= Problem to work on =
From the listing below, select every line where the word "déchirure" appears.

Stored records

━━━━━━

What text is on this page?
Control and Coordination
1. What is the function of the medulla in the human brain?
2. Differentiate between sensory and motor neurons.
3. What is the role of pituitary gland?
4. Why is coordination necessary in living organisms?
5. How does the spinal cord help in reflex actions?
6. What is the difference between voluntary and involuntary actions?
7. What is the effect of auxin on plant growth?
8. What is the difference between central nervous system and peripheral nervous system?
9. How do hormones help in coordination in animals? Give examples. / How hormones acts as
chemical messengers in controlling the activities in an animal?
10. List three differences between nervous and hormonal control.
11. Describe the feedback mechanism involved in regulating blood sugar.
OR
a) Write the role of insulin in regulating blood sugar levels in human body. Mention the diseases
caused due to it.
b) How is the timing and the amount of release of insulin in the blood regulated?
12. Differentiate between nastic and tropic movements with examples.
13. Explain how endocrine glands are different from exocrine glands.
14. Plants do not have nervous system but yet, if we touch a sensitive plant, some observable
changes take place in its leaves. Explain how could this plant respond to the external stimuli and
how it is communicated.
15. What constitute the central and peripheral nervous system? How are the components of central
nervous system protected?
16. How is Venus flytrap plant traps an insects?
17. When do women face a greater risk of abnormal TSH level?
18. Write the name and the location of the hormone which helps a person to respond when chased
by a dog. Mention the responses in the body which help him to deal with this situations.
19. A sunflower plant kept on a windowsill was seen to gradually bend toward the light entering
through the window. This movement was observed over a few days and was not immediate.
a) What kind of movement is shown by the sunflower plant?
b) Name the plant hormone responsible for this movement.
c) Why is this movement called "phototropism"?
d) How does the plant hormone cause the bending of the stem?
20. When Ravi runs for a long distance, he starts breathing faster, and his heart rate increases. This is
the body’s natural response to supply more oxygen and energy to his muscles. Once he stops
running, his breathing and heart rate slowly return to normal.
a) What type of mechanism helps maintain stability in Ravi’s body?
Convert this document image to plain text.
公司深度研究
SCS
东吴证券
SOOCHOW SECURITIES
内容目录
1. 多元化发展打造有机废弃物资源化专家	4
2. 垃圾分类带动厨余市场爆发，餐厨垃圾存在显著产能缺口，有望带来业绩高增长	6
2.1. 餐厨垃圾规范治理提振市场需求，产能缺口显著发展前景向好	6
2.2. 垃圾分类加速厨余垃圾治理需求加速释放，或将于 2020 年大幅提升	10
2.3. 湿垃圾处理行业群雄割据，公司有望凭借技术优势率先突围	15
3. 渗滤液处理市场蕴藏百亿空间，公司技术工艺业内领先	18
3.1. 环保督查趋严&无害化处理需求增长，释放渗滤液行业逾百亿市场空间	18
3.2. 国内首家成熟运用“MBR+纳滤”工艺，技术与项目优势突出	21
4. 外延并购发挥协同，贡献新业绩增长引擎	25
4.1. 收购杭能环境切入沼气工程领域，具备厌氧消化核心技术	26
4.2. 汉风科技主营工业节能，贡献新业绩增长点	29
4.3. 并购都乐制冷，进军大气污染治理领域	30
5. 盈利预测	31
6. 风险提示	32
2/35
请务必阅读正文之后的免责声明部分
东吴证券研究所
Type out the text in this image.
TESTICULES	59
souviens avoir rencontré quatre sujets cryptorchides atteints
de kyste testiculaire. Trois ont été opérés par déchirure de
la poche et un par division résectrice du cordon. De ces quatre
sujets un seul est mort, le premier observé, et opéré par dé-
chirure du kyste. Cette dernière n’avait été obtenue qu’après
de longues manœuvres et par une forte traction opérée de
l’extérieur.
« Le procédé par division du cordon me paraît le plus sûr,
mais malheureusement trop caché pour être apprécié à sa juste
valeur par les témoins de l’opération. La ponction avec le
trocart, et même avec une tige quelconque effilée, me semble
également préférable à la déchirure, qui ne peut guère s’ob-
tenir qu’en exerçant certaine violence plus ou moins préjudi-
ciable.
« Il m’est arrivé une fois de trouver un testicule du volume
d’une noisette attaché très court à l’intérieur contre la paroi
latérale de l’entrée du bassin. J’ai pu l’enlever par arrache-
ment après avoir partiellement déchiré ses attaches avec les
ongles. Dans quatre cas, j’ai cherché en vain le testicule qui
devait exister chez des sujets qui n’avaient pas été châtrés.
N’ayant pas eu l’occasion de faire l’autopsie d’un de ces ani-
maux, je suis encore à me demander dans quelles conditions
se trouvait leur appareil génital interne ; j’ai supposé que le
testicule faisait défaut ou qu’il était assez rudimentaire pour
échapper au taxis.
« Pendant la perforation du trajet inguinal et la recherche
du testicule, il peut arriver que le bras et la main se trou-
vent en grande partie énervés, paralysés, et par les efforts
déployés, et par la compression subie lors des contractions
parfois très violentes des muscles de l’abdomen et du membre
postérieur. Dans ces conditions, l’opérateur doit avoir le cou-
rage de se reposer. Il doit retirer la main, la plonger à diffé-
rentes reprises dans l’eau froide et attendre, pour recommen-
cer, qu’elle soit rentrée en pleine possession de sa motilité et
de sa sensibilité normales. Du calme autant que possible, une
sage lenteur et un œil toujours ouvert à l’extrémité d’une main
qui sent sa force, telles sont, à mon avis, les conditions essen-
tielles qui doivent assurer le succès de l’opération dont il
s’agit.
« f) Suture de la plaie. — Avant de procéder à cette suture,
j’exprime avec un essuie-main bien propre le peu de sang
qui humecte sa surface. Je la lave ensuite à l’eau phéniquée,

━━━━━━

= Exercise result =
de kyste testiculaire. Trois ont été opérés par déchirure de
également préférable à la déchirure, qui ne peut guère s’ob-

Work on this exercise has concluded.